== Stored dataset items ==
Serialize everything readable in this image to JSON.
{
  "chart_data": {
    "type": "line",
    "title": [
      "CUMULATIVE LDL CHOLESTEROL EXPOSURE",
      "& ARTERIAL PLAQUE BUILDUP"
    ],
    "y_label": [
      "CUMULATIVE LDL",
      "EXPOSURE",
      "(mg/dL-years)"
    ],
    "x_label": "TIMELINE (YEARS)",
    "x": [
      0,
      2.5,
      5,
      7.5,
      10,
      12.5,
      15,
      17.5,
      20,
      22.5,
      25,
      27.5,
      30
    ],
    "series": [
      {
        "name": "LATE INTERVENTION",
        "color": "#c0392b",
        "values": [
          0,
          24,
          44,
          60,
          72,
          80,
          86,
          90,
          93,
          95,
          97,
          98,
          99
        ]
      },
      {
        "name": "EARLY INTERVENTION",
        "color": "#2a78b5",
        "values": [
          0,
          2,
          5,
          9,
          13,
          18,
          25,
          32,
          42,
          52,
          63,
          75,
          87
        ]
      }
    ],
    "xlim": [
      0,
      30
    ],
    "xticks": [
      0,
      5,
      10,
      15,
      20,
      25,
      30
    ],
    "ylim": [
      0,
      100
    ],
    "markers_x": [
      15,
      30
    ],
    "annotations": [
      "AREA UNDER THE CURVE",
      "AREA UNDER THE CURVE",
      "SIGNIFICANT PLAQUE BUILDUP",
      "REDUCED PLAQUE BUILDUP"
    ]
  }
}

== Task goal ==
Each line of the material must be restated exactly.

== Finished task ==
Serialize everything readable in this image to JSON.
{
  "chart_data": {
    "type": "line",
    "title": [
      "CUMULATIVE LDL CHOLESTEROL EXPOSURE",
      "& ARTERIAL PLAQUE BUILDUP"
    ],
    "y_label": [
      "CUMULATIVE LDL",
      "EXPOSURE",
      "(mg/dL-years)"
    ],
    "x_label": "TIMELINE (YEARS)",
    "x": [
      0,
      2.5,
      5,
      7.5,
      10,
      12.5,
      15,
      17.5,
      20,
      22.5,
      25,
      27.5,
      30
    ],
    "series": [
      {
        "name": "LATE INTERVENTION",
        "color": "#c0392b",
        "values": [
          0,
          24,
          44,
          60,
          72,
          80,
          86,
          90,
          93,
          95,
          97,
          98,
          99
        ]
      },
      {
        "name": "EARLY INTERVENTION",
        "color": "#2a78b5",
        "values": [
          0,
          2,
          5,
          9,
          13,
          18,
          25,
          32,
          42,
          52,
          63,
          75,
          87
        ]
      }
    ],
    "xlim": [
      0,
      30
    ],
    "xticks": [
      0,
      5,
      10,
      15,
      20,
      25,
      30
    ],
    "ylim": [
      0,
      100
    ],
    "markers_x": [
      15,
      30
    ],
    "annotations": [
      "AREA UNDER THE CURVE",
      "AREA UNDER THE CURVE",
      "SIGNIFICANT PLAQUE BUILDUP",
      "REDUCED PLAQUE BUILDUP"
    ]
  }
}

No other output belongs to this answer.